## [WHAT YOU ARE ASKED TO DO]
Find the lines that contain the word "marker" and copy each one.

Stored dataset items:

■ ■ ■ ■ ■ ■ ■

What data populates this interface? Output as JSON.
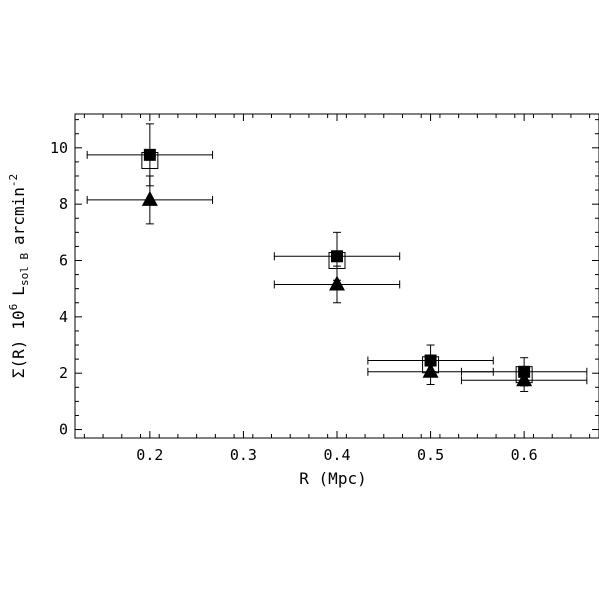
{
  "chart_data": {
    "type": "scatter",
    "title": "",
    "xlabel": "R (Mpc)",
    "ylabel": {
      "sigma": "Σ(R)",
      "scale_base": "10",
      "scale_exp": "6",
      "lum": "L",
      "lum_sub": "sol B",
      "unit_base": "arcmin",
      "unit_exp": "-2"
    },
    "xlim": [
      0.12,
      0.68
    ],
    "ylim": [
      -0.3,
      11.2
    ],
    "xticks": [
      0.2,
      0.3,
      0.4,
      0.5,
      0.6
    ],
    "xtick_labels": [
      "0.2",
      "0.3",
      "0.4",
      "0.5",
      "0.6"
    ],
    "yticks": [
      0,
      2,
      4,
      6,
      8,
      10
    ],
    "ytick_labels": [
      "0",
      "2",
      "4",
      "6",
      "8",
      "10"
    ],
    "grid": false,
    "legend": "none",
    "series": [
      {
        "marker": "filled-square",
        "points": [
          {
            "x": 0.2,
            "y": 9.75,
            "xerr": 0.067,
            "yerr": 1.1
          },
          {
            "x": 0.4,
            "y": 6.15,
            "xerr": 0.067,
            "yerr": 0.85
          },
          {
            "x": 0.5,
            "y": 2.45,
            "xerr": 0.067,
            "yerr": 0.55
          },
          {
            "x": 0.6,
            "y": 2.05,
            "xerr": 0.067,
            "yerr": 0.5
          }
        ]
      },
      {
        "marker": "open-square",
        "points": [
          {
            "x": 0.2,
            "y": 9.55
          },
          {
            "x": 0.4,
            "y": 6.0
          },
          {
            "x": 0.5,
            "y": 2.3
          },
          {
            "x": 0.6,
            "y": 1.95
          }
        ]
      },
      {
        "marker": "filled-triangle",
        "points": [
          {
            "x": 0.2,
            "y": 8.15,
            "xerr": 0.067,
            "yerr": 0.85
          },
          {
            "x": 0.4,
            "y": 5.15,
            "xerr": 0.067,
            "yerr": 0.65
          },
          {
            "x": 0.5,
            "y": 2.05,
            "xerr": 0.067,
            "yerr": 0.45
          },
          {
            "x": 0.6,
            "y": 1.75,
            "xerr": 0.067,
            "yerr": 0.4
          }
        ]
      }
    ]
  }
}
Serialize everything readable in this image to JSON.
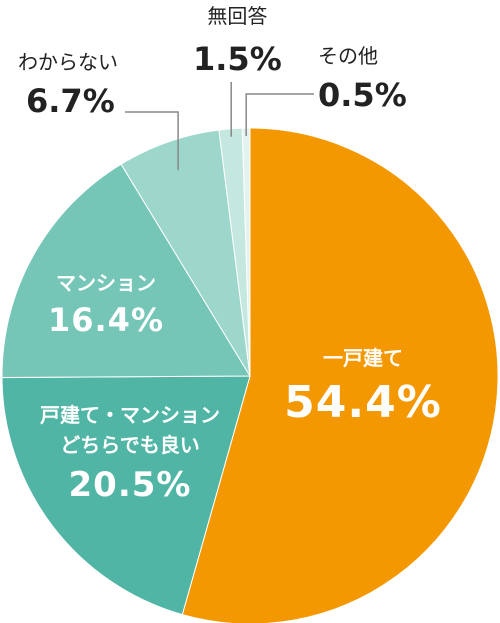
{
  "chart_data": {
    "type": "pie",
    "title": "",
    "slices": [
      {
        "label": "一戸建て",
        "value": 54.4,
        "display": "54.4%",
        "color": "#f39800",
        "label_position": "inside"
      },
      {
        "label": "戸建て・マンションどちらでも良い",
        "label_lines": [
          "戸建て・マンション",
          "どちらでも良い"
        ],
        "value": 20.5,
        "display": "20.5%",
        "color": "#50b5a5",
        "label_position": "inside"
      },
      {
        "label": "マンション",
        "value": 16.4,
        "display": "16.4%",
        "color": "#75c6b7",
        "label_position": "inside"
      },
      {
        "label": "わからない",
        "value": 6.7,
        "display": "6.7%",
        "color": "#9dd6cb",
        "label_position": "outside"
      },
      {
        "label": "無回答",
        "value": 1.5,
        "display": "1.5%",
        "color": "#c4e7e0",
        "label_position": "outside"
      },
      {
        "label": "その他",
        "value": 0.5,
        "display": "0.5%",
        "color": "#e3f3ef",
        "label_position": "outside"
      }
    ],
    "start_angle": "12 o'clock",
    "direction": "clockwise",
    "legend": "none"
  }
}
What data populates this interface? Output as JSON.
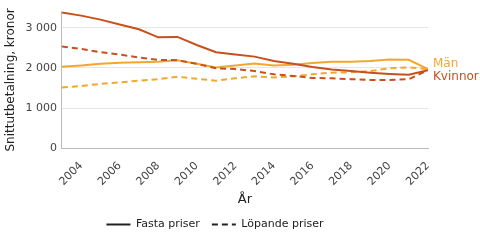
{
  "chart_data": {
    "type": "line",
    "x_label": "År",
    "y_label": "Snittutbetalning, kronor",
    "x": [
      2003,
      2004,
      2005,
      2006,
      2007,
      2008,
      2009,
      2010,
      2011,
      2012,
      2013,
      2014,
      2015,
      2016,
      2017,
      2018,
      2019,
      2020,
      2021,
      2022
    ],
    "xlim": [
      2003,
      2022
    ],
    "xticks": [
      2004,
      2006,
      2008,
      2010,
      2012,
      2014,
      2016,
      2018,
      2020,
      2022
    ],
    "ylim": [
      0,
      3400
    ],
    "yticks": [
      0,
      {
        "value": 1000,
        "label": "1 000"
      },
      {
        "value": 2000,
        "label": "2 000"
      },
      {
        "value": 3000,
        "label": "3 000"
      }
    ],
    "grid": true,
    "legend": "bottom",
    "series": [
      {
        "name": "Kvinnor",
        "price": "Fasta priser",
        "line_style": "solid",
        "color": "#c8501e",
        "values": [
          3380,
          3300,
          3200,
          3080,
          2960,
          2760,
          2770,
          2570,
          2390,
          2330,
          2280,
          2170,
          2100,
          2020,
          1960,
          1920,
          1880,
          1850,
          1830,
          1940
        ]
      },
      {
        "name": "Kvinnor",
        "price": "Löpande priser",
        "line_style": "dashed",
        "color": "#c8501e",
        "values": [
          2530,
          2470,
          2390,
          2330,
          2260,
          2200,
          2190,
          2100,
          1990,
          1970,
          1920,
          1840,
          1800,
          1750,
          1740,
          1720,
          1700,
          1700,
          1720,
          1940
        ]
      },
      {
        "name": "Män",
        "price": "Fasta priser",
        "line_style": "solid",
        "color": "#f2a72e",
        "values": [
          2030,
          2060,
          2100,
          2130,
          2140,
          2150,
          2190,
          2100,
          2010,
          2060,
          2110,
          2060,
          2080,
          2120,
          2150,
          2150,
          2170,
          2210,
          2200,
          1970
        ]
      },
      {
        "name": "Män",
        "price": "Löpande priser",
        "line_style": "dashed",
        "color": "#f2a72e",
        "values": [
          1510,
          1550,
          1600,
          1640,
          1680,
          1720,
          1780,
          1730,
          1680,
          1740,
          1790,
          1760,
          1790,
          1840,
          1880,
          1890,
          1920,
          1990,
          2010,
          1970
        ]
      }
    ]
  }
}
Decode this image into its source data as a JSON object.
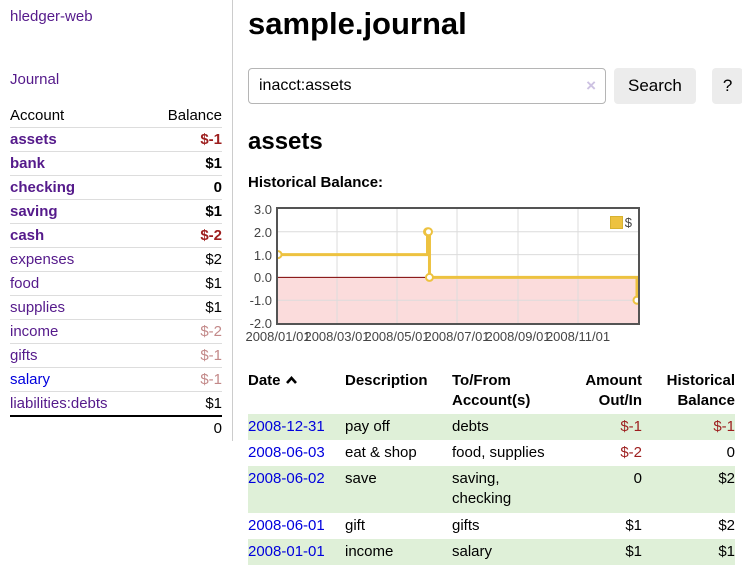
{
  "colors": {
    "link_purple": "#551a8b",
    "link_blue": "#0000dd",
    "negative_strong": "#9d1e1e",
    "negative_dim": "#c38989",
    "row_stripe_green": "#dff0d8",
    "button_bg": "#ececec",
    "chart_line_gold": "#edc240",
    "chart_negative_region": "#fbdcdc",
    "chart_zero_line": "#800000",
    "chart_border": "#545454",
    "chart_grid": "#dcdcdc"
  },
  "sidebar": {
    "brand": "hledger-web",
    "journal_link": "Journal",
    "accounts": {
      "header_account": "Account",
      "header_balance": "Balance",
      "rows": [
        {
          "name": "assets",
          "balance": "$-1"
        },
        {
          "name": "bank",
          "balance": "$1"
        },
        {
          "name": "checking",
          "balance": "0"
        },
        {
          "name": "saving",
          "balance": "$1"
        },
        {
          "name": "cash",
          "balance": "$-2"
        },
        {
          "name": "expenses",
          "balance": "$2"
        },
        {
          "name": "food",
          "balance": "$1"
        },
        {
          "name": "supplies",
          "balance": "$1"
        },
        {
          "name": "income",
          "balance": "$-2"
        },
        {
          "name": "gifts",
          "balance": "$-1"
        },
        {
          "name": "salary",
          "balance": "$-1"
        },
        {
          "name": "liabilities:debts",
          "balance": "$1"
        }
      ],
      "total": "0"
    }
  },
  "main": {
    "title": "sample.journal",
    "search": {
      "value": "inacct:assets",
      "clear_icon": "×",
      "search_button": "Search",
      "help_button": "?"
    },
    "account_heading": "assets",
    "chart_heading": "Historical Balance:"
  },
  "chart_data": {
    "type": "line",
    "style": "step",
    "title": "Historical Balance:",
    "xlim": [
      "2008-01-01",
      "2009-01-01"
    ],
    "ylim": [
      -2,
      3
    ],
    "grid": true,
    "grid_color": "#dcdcdc",
    "negative_region_color": "#fbdcdc",
    "zero_line_color": "#800000",
    "legend": {
      "label": "$",
      "position": "top-right"
    },
    "yticks": [
      {
        "value": 3,
        "label": "3.0"
      },
      {
        "value": 2,
        "label": "2.0"
      },
      {
        "value": 1,
        "label": "1.0"
      },
      {
        "value": 0,
        "label": "0.0"
      },
      {
        "value": -1,
        "label": "-1.0"
      },
      {
        "value": -2,
        "label": "-2.0"
      }
    ],
    "xticks": [
      {
        "date": "2008-01-01",
        "label": "2008/01/01"
      },
      {
        "date": "2008-03-01",
        "label": "2008/03/01"
      },
      {
        "date": "2008-05-01",
        "label": "2008/05/01"
      },
      {
        "date": "2008-07-01",
        "label": "2008/07/01"
      },
      {
        "date": "2008-09-01",
        "label": "2008/09/01"
      },
      {
        "date": "2008-11-01",
        "label": "2008/11/01"
      }
    ],
    "series": [
      {
        "name": "$",
        "color": "#edc240",
        "points": [
          [
            "2008-01-01",
            1
          ],
          [
            "2008-06-01",
            2
          ],
          [
            "2008-06-02",
            2
          ],
          [
            "2008-06-03",
            0
          ],
          [
            "2008-12-31",
            -1
          ]
        ]
      }
    ]
  },
  "register": {
    "headers": {
      "date": "Date",
      "description": "Description",
      "accounts": "To/From Account(s)",
      "amount": "Amount Out/In",
      "balance": "Historical Balance"
    },
    "rows": [
      {
        "date": "2008-12-31",
        "description": "pay off",
        "accounts": "debts",
        "amount": "$-1",
        "balance": "$-1"
      },
      {
        "date": "2008-06-03",
        "description": "eat & shop",
        "accounts": "food, supplies",
        "amount": "$-2",
        "balance": "0"
      },
      {
        "date": "2008-06-02",
        "description": "save",
        "accounts": "saving, checking",
        "amount": "0",
        "balance": "$2"
      },
      {
        "date": "2008-06-01",
        "description": "gift",
        "accounts": "gifts",
        "amount": "$1",
        "balance": "$2"
      },
      {
        "date": "2008-01-01",
        "description": "income",
        "accounts": "salary",
        "amount": "$1",
        "balance": "$1"
      }
    ]
  }
}
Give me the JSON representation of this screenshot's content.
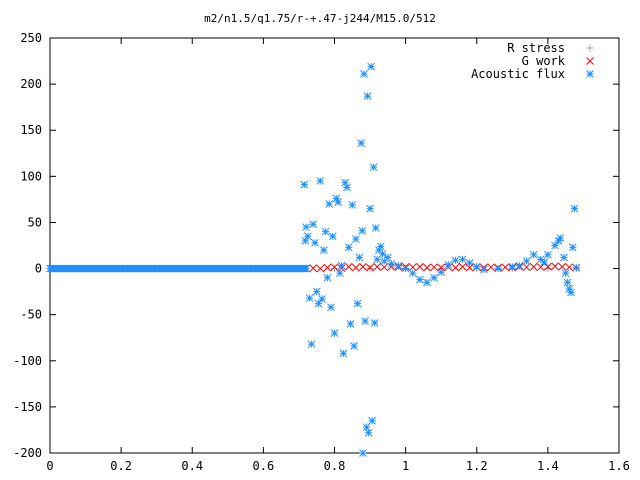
{
  "chart_data": {
    "type": "scatter",
    "title": "m2/n1.5/q1.75/r-+.47-j244/M15.0/512",
    "xlabel": "",
    "ylabel": "",
    "xlim": [
      0,
      1.6
    ],
    "ylim": [
      -200,
      250
    ],
    "xticks": [
      "0",
      "0.2",
      "0.4",
      "0.6",
      "0.8",
      "1",
      "1.2",
      "1.4",
      "1.6"
    ],
    "yticks": [
      "250",
      "200",
      "150",
      "100",
      "50",
      "0",
      "-50",
      "-100",
      "-150",
      "-200"
    ],
    "grid": false,
    "legend_position": "top-right",
    "series": [
      {
        "name": "R stress",
        "marker": "plus",
        "color": "#a0a0a0",
        "points": [
          [
            0.72,
            0.0
          ],
          [
            0.8,
            0.0
          ],
          [
            0.9,
            0.0
          ],
          [
            1.0,
            0.0
          ],
          [
            1.1,
            0.0
          ],
          [
            1.2,
            0.0
          ],
          [
            1.3,
            0.0
          ],
          [
            1.4,
            0.0
          ],
          [
            1.48,
            0.0
          ]
        ]
      },
      {
        "name": "G work",
        "marker": "cross",
        "color": "#ff0000",
        "points": [
          [
            0.72,
            0.0
          ],
          [
            0.74,
            0.5
          ],
          [
            0.76,
            0.0
          ],
          [
            0.78,
            1.0
          ],
          [
            0.8,
            1.5
          ],
          [
            0.82,
            0.5
          ],
          [
            0.84,
            2.0
          ],
          [
            0.86,
            1.0
          ],
          [
            0.88,
            2.0
          ],
          [
            0.9,
            1.0
          ],
          [
            0.92,
            2.0
          ],
          [
            0.94,
            1.5
          ],
          [
            0.96,
            2.0
          ],
          [
            0.98,
            1.5
          ],
          [
            1.0,
            2.0
          ],
          [
            1.02,
            1.5
          ],
          [
            1.04,
            2.0
          ],
          [
            1.06,
            1.0
          ],
          [
            1.08,
            1.5
          ],
          [
            1.1,
            1.0
          ],
          [
            1.12,
            1.5
          ],
          [
            1.14,
            1.0
          ],
          [
            1.16,
            2.0
          ],
          [
            1.18,
            1.0
          ],
          [
            1.2,
            1.5
          ],
          [
            1.22,
            1.0
          ],
          [
            1.24,
            1.5
          ],
          [
            1.26,
            1.0
          ],
          [
            1.28,
            1.5
          ],
          [
            1.3,
            1.0
          ],
          [
            1.32,
            2.0
          ],
          [
            1.34,
            1.5
          ],
          [
            1.36,
            2.0
          ],
          [
            1.38,
            1.5
          ],
          [
            1.4,
            2.0
          ],
          [
            1.42,
            2.5
          ],
          [
            1.44,
            2.0
          ],
          [
            1.46,
            1.5
          ],
          [
            1.48,
            1.0
          ]
        ]
      },
      {
        "name": "Acoustic flux",
        "marker": "star",
        "color": "#1e90ff",
        "points": [
          [
            0.715,
            91
          ],
          [
            0.72,
            45
          ],
          [
            0.718,
            30
          ],
          [
            0.725,
            35
          ],
          [
            0.73,
            -32
          ],
          [
            0.735,
            -82
          ],
          [
            0.74,
            48
          ],
          [
            0.745,
            28
          ],
          [
            0.75,
            -25
          ],
          [
            0.755,
            -38
          ],
          [
            0.76,
            95
          ],
          [
            0.765,
            -33
          ],
          [
            0.77,
            20
          ],
          [
            0.775,
            40
          ],
          [
            0.78,
            -10
          ],
          [
            0.785,
            70
          ],
          [
            0.79,
            -42
          ],
          [
            0.795,
            35
          ],
          [
            0.8,
            -70
          ],
          [
            0.805,
            76
          ],
          [
            0.81,
            72
          ],
          [
            0.815,
            -5
          ],
          [
            0.82,
            3
          ],
          [
            0.825,
            -92
          ],
          [
            0.83,
            93
          ],
          [
            0.835,
            88
          ],
          [
            0.84,
            23
          ],
          [
            0.845,
            -60
          ],
          [
            0.85,
            69
          ],
          [
            0.855,
            -84
          ],
          [
            0.86,
            32
          ],
          [
            0.865,
            -38
          ],
          [
            0.87,
            12
          ],
          [
            0.875,
            136
          ],
          [
            0.878,
            41
          ],
          [
            0.88,
            -200
          ],
          [
            0.883,
            211
          ],
          [
            0.886,
            -57
          ],
          [
            0.89,
            -172
          ],
          [
            0.893,
            187
          ],
          [
            0.896,
            -178
          ],
          [
            0.9,
            65
          ],
          [
            0.903,
            219
          ],
          [
            0.906,
            -165
          ],
          [
            0.91,
            110
          ],
          [
            0.913,
            -59
          ],
          [
            0.916,
            44
          ],
          [
            0.92,
            10
          ],
          [
            0.925,
            20
          ],
          [
            0.93,
            24
          ],
          [
            0.935,
            16
          ],
          [
            0.94,
            8
          ],
          [
            0.95,
            12
          ],
          [
            0.96,
            5
          ],
          [
            0.98,
            3
          ],
          [
            1.0,
            0
          ],
          [
            1.02,
            -5
          ],
          [
            1.04,
            -12
          ],
          [
            1.06,
            -15
          ],
          [
            1.08,
            -10
          ],
          [
            1.1,
            -4
          ],
          [
            1.12,
            4
          ],
          [
            1.14,
            9
          ],
          [
            1.16,
            10
          ],
          [
            1.18,
            6
          ],
          [
            1.2,
            2
          ],
          [
            1.22,
            -1
          ],
          [
            1.26,
            0
          ],
          [
            1.3,
            2
          ],
          [
            1.32,
            3
          ],
          [
            1.34,
            8
          ],
          [
            1.36,
            15
          ],
          [
            1.38,
            10
          ],
          [
            1.39,
            7
          ],
          [
            1.4,
            15
          ],
          [
            1.42,
            25
          ],
          [
            1.43,
            30
          ],
          [
            1.435,
            33
          ],
          [
            1.445,
            12
          ],
          [
            1.45,
            -5
          ],
          [
            1.455,
            -15
          ],
          [
            1.46,
            -22
          ],
          [
            1.465,
            -26
          ],
          [
            1.47,
            23
          ],
          [
            1.475,
            65
          ],
          [
            1.48,
            1
          ]
        ],
        "dense_line": {
          "x_from": 0.0,
          "x_to": 0.72,
          "y": 0
        }
      }
    ]
  }
}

■ ■ ■ ■ ■ ■ ■

## [RESPONSE BELOW]
        "marker": "filled-square",
        "marker": "open-square",
        "marker": "filled-triangle",
        "marker": "plus",
        "marker": "cross",
        "marker": "star",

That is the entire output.